What is being asked: Quote, verbatim, all material below, without pictures.

Data entries:
⟨

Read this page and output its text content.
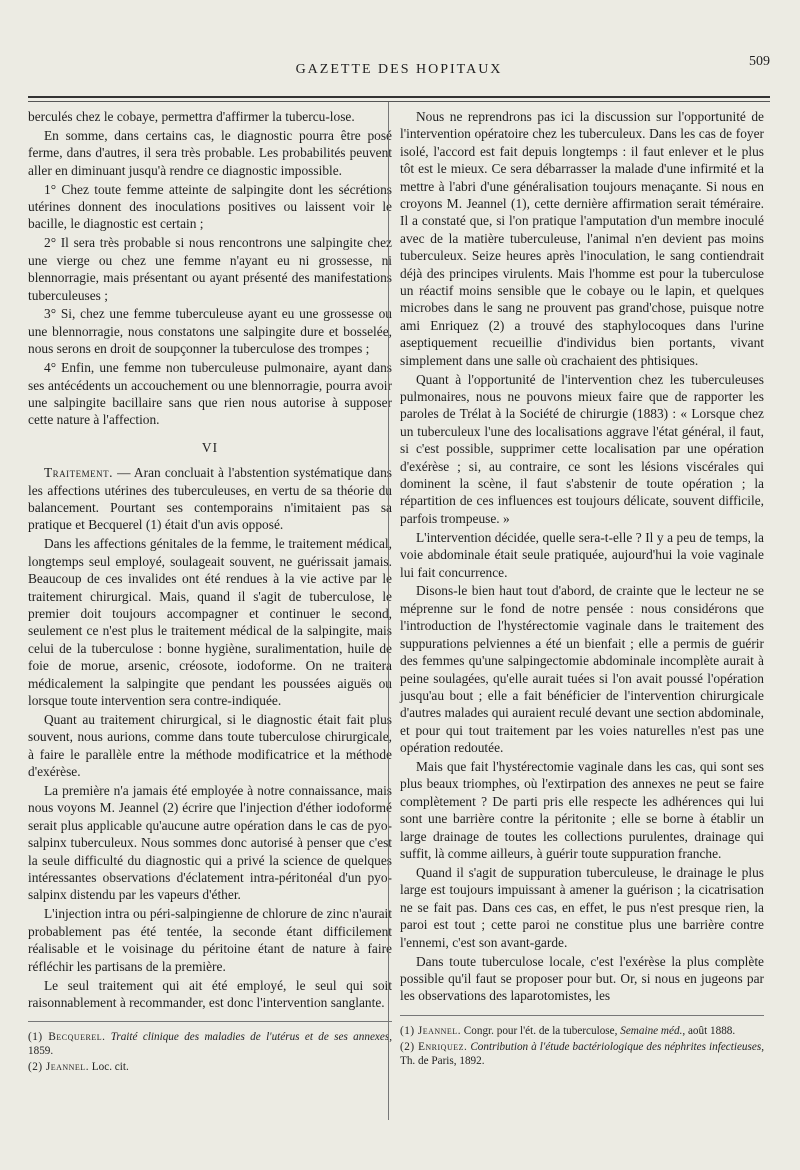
GAZETTE DES HOPITAUX
509

berculés chez le cobaye, permettra d'affirmer la tubercu-lose.

En somme, dans certains cas, le diagnostic pourra être posé ferme, dans d'autres, il sera très probable. Les probabilités peuvent aller en diminuant jusqu'à rendre ce diagnostic impossible.

1° Chez toute femme atteinte de salpingite dont les sécrétions utérines donnent des inoculations positives ou laissent voir le bacille, le diagnostic est certain ;

2° Il sera très probable si nous rencontrons une salpingite chez une vierge ou chez une femme n'ayant eu ni grossesse, ni blennorragie, mais présentant ou ayant présenté des manifestations tuberculeuses ;

3° Si, chez une femme tuberculeuse ayant eu une grossesse ou une blennorragie, nous constatons une salpingite dure et bosselée, nous serons en droit de soupçonner la tuberculose des trompes ;

4° Enfin, une femme non tuberculeuse pulmonaire, ayant dans ses antécédents un accouchement ou une blennorragie, pourra avoir une salpingite bacillaire sans que rien nous autorise à supposer cette nature à l'affection.

VI

Traitement. — Aran concluait à l'abstention systématique dans les affections utérines des tuberculeuses, en vertu de sa théorie du balancement. Pourtant ses contemporains n'imitaient pas sa pratique et Becquerel (1) était d'un avis opposé.

Dans les affections génitales de la femme, le traitement médical, longtemps seul employé, soulageait souvent, ne guérissait jamais. Beaucoup de ces invalides ont été rendues à la vie active par le traitement chirurgical. Mais, quand il s'agit de tuberculose, le premier doit toujours accompagner et continuer le second, seulement ce n'est plus le traitement médical de la salpingite, mais celui de la tuberculose : bonne hygiène, suralimentation, huile de foie de morue, arsenic, créosote, iodoforme. On ne traitera médicalement la salpingite que pendant les poussées aiguës ou lorsque toute intervention sera contre-indiquée.

Quant au traitement chirurgical, si le diagnostic était fait plus souvent, nous aurions, comme dans toute tuberculose chirurgicale, à faire le parallèle entre la méthode modificatrice et la méthode d'exérèse.

La première n'a jamais été employée à notre connaissance, mais nous voyons M. Jeannel (2) écrire que l'injection d'éther iodoformé serait plus applicable qu'aucune autre opération dans le cas de pyo-salpinx tuberculeux. Nous sommes donc autorisé à penser que c'est la seule difficulté du diagnostic qui a privé la science de quelques intéressantes observations d'éclatement intra-péritonéal d'un pyo-salpinx distendu par les vapeurs d'éther.

L'injection intra ou péri-salpingienne de chlorure de zinc n'aurait probablement pas été tentée, la seconde étant difficilement réalisable et le voisinage du péritoine étant de nature à faire réfléchir les partisans de la première.

Le seul traitement qui ait été employé, le seul qui soit raisonnablement à recommander, est donc l'intervention sanglante.

(1) Becquerel. Traité clinique des maladies de l'utérus et de ses annexes, 1859.
(2) Jeannel. Loc. cit.

Nous ne reprendrons pas ici la discussion sur l'opportunité de l'intervention opératoire chez les tuberculeux. Dans les cas de foyer isolé, l'accord est fait depuis longtemps : il faut enlever et le plus tôt est le mieux. Ce sera débarrasser la malade d'une infirmité et la mettre à l'abri d'une généralisation toujours menaçante. Si nous en croyons M. Jeannel (1), cette dernière affirmation serait téméraire. Il a constaté que, si l'on pratique l'amputation d'un membre inoculé avec de la matière tuberculeuse, l'animal n'en devient pas moins tuberculeux. Seize heures après l'inoculation, le sang contiendrait déjà des principes virulents. Mais l'homme est pour la tuberculose un réactif moins sensible que le cobaye ou le lapin, et quelques microbes dans le sang ne prouvent pas grand'chose, puisque notre ami Enriquez (2) a trouvé des staphylocoques dans l'urine aseptiquement recueillie d'individus bien portants, vivant simplement dans une salle où crachaient des phtisiques.

Quant à l'opportunité de l'intervention chez les tuberculeuses pulmonaires, nous ne pouvons mieux faire que de rapporter les paroles de Trélat à la Société de chirurgie (1883) : « Lorsque chez un tuberculeux l'une des localisations aggrave l'état général, il faut, si c'est possible, supprimer cette localisation par une opération d'exérèse ; si, au contraire, ce sont les lésions viscérales qui dominent la scène, il faut s'abstenir de toute opération ; la répartition de ces influences est toujours délicate, souvent difficile, parfois trompeuse. »

L'intervention décidée, quelle sera-t-elle ? Il y a peu de temps, la voie abdominale était seule pratiquée, aujourd'hui la voie vaginale lui fait concurrence.

Disons-le bien haut tout d'abord, de crainte que le lecteur ne se méprenne sur le fond de notre pensée : nous considérons que l'introduction de l'hystérectomie vaginale dans le traitement des suppurations pelviennes a été un bienfait ; elle a permis de guérir des femmes qu'une salpingectomie abdominale incomplète aurait à peine soulagées, qu'elle aurait tuées si l'on avait poussé l'opération jusqu'au bout ; elle a fait bénéficier de l'intervention chirurgicale d'autres malades qui auraient reculé devant une section abdominale, et pour qui tout traitement par les voies naturelles n'est pas une opération redoutée.

Mais que fait l'hystérectomie vaginale dans les cas, qui sont ses plus beaux triomphes, où l'extirpation des annexes ne peut se faire complètement ? De parti pris elle respecte les adhérences qui lui sont une barrière contre la péritonite ; elle se borne à établir un large drainage de toutes les collections purulentes, drainage qui suffit, là comme ailleurs, à guérir toute suppuration franche.

Quand il s'agit de suppuration tuberculeuse, le drainage le plus large est toujours impuissant à amener la guérison ; la cicatrisation ne se fait pas. Dans ces cas, en effet, le pus n'est presque rien, la paroi est tout ; cette paroi ne constitue plus une barrière contre l'ennemi, c'est son avant-garde.

Dans toute tuberculose locale, c'est l'exérèse la plus complète possible qu'il faut se proposer pour but. Or, si nous en jugeons par les observations des laparotomistes, les

(1) Jeannel. Congr. pour l'ét. de la tuberculose, Semaine méd., août 1888.
(2) Enriquez. Contribution à l'étude bactériologique des néphrites infectieuses, Th. de Paris, 1892.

⟩

Exercise result:
Read this page and output its text content.
GAZETTE DES HOPITAUX
509

berculés chez le cobaye, permettra d'affirmer la tubercu-lose.

En somme, dans certains cas, le diagnostic pourra être posé ferme, dans d'autres, il sera très probable. Les probabilités peuvent aller en diminuant jusqu'à rendre ce diagnostic impossible.

1° Chez toute femme atteinte de salpingite dont les sécrétions utérines donnent des inoculations positives ou laissent voir le bacille, le diagnostic est certain ;

2° Il sera très probable si nous rencontrons une salpingite chez une vierge ou chez une femme n'ayant eu ni grossesse, ni blennorragie, mais présentant ou ayant présenté des manifestations tuberculeuses ;

3° Si, chez une femme tuberculeuse ayant eu une grossesse ou une blennorragie, nous constatons une salpingite dure et bosselée, nous serons en droit de soupçonner la tuberculose des trompes ;

4° Enfin, une femme non tuberculeuse pulmonaire, ayant dans ses antécédents un accouchement ou une blennorragie, pourra avoir une salpingite bacillaire sans que rien nous autorise à supposer cette nature à l'affection.

VI

Traitement. — Aran concluait à l'abstention systématique dans les affections utérines des tuberculeuses, en vertu de sa théorie du balancement. Pourtant ses contemporains n'imitaient pas sa pratique et Becquerel (1) était d'un avis opposé.

Dans les affections génitales de la femme, le traitement médical, longtemps seul employé, soulageait souvent, ne guérissait jamais. Beaucoup de ces invalides ont été rendues à la vie active par le traitement chirurgical. Mais, quand il s'agit de tuberculose, le premier doit toujours accompagner et continuer le second, seulement ce n'est plus le traitement médical de la salpingite, mais celui de la tuberculose : bonne hygiène, suralimentation, huile de foie de morue, arsenic, créosote, iodoforme. On ne traitera médicalement la salpingite que pendant les poussées aiguës ou lorsque toute intervention sera contre-indiquée.

Quant au traitement chirurgical, si le diagnostic était fait plus souvent, nous aurions, comme dans toute tuberculose chirurgicale, à faire le parallèle entre la méthode modificatrice et la méthode d'exérèse.

La première n'a jamais été employée à notre connaissance, mais nous voyons M. Jeannel (2) écrire que l'injection d'éther iodoformé serait plus applicable qu'aucune autre opération dans le cas de pyo-salpinx tuberculeux. Nous sommes donc autorisé à penser que c'est la seule difficulté du diagnostic qui a privé la science de quelques intéressantes observations d'éclatement intra-péritonéal d'un pyo-salpinx distendu par les vapeurs d'éther.

L'injection intra ou péri-salpingienne de chlorure de zinc n'aurait probablement pas été tentée, la seconde étant difficilement réalisable et le voisinage du péritoine étant de nature à faire réfléchir les partisans de la première.

Le seul traitement qui ait été employé, le seul qui soit raisonnablement à recommander, est donc l'intervention sanglante.

(1) Becquerel. Traité clinique des maladies de l'utérus et de ses annexes, 1859.
(2) Jeannel. Loc. cit.

Nous ne reprendrons pas ici la discussion sur l'opportunité de l'intervention opératoire chez les tuberculeux. Dans les cas de foyer isolé, l'accord est fait depuis longtemps : il faut enlever et le plus tôt est le mieux. Ce sera débarrasser la malade d'une infirmité et la mettre à l'abri d'une généralisation toujours menaçante. Si nous en croyons M. Jeannel (1), cette dernière affirmation serait téméraire. Il a constaté que, si l'on pratique l'amputation d'un membre inoculé avec de la matière tuberculeuse, l'animal n'en devient pas moins tuberculeux. Seize heures après l'inoculation, le sang contiendrait déjà des principes virulents. Mais l'homme est pour la tuberculose un réactif moins sensible que le cobaye ou le lapin, et quelques microbes dans le sang ne prouvent pas grand'chose, puisque notre ami Enriquez (2) a trouvé des staphylocoques dans l'urine aseptiquement recueillie d'individus bien portants, vivant simplement dans une salle où crachaient des phtisiques.

Quant à l'opportunité de l'intervention chez les tuberculeuses pulmonaires, nous ne pouvons mieux faire que de rapporter les paroles de Trélat à la Société de chirurgie (1883) : « Lorsque chez un tuberculeux l'une des localisations aggrave l'état général, il faut, si c'est possible, supprimer cette localisation par une opération d'exérèse ; si, au contraire, ce sont les lésions viscérales qui dominent la scène, il faut s'abstenir de toute opération ; la répartition de ces influences est toujours délicate, souvent difficile, parfois trompeuse. »

L'intervention décidée, quelle sera-t-elle ? Il y a peu de temps, la voie abdominale était seule pratiquée, aujourd'hui la voie vaginale lui fait concurrence.

Disons-le bien haut tout d'abord, de crainte que le lecteur ne se méprenne sur le fond de notre pensée : nous considérons que l'introduction de l'hystérectomie vaginale dans le traitement des suppurations pelviennes a été un bienfait ; elle a permis de guérir des femmes qu'une salpingectomie abdominale incomplète aurait à peine soulagées, qu'elle aurait tuées si l'on avait poussé l'opération jusqu'au bout ; elle a fait bénéficier de l'intervention chirurgicale d'autres malades qui auraient reculé devant une section abdominale, et pour qui tout traitement par les voies naturelles n'est pas une opération redoutée.

Mais que fait l'hystérectomie vaginale dans les cas, qui sont ses plus beaux triomphes, où l'extirpation des annexes ne peut se faire complètement ? De parti pris elle respecte les adhérences qui lui sont une barrière contre la péritonite ; elle se borne à établir un large drainage de toutes les collections purulentes, drainage qui suffit, là comme ailleurs, à guérir toute suppuration franche.

Quand il s'agit de suppuration tuberculeuse, le drainage le plus large est toujours impuissant à amener la guérison ; la cicatrisation ne se fait pas. Dans ces cas, en effet, le pus n'est presque rien, la paroi est tout ; cette paroi ne constitue plus une barrière contre l'ennemi, c'est son avant-garde.

Dans toute tuberculose locale, c'est l'exérèse la plus complète possible qu'il faut se proposer pour but. Or, si nous en jugeons par les observations des laparotomistes, les

(1) Jeannel. Congr. pour l'ét. de la tuberculose, Semaine méd., août 1888.
(2) Enriquez. Contribution à l'étude bactériologique des néphrites infectieuses, Th. de Paris, 1892.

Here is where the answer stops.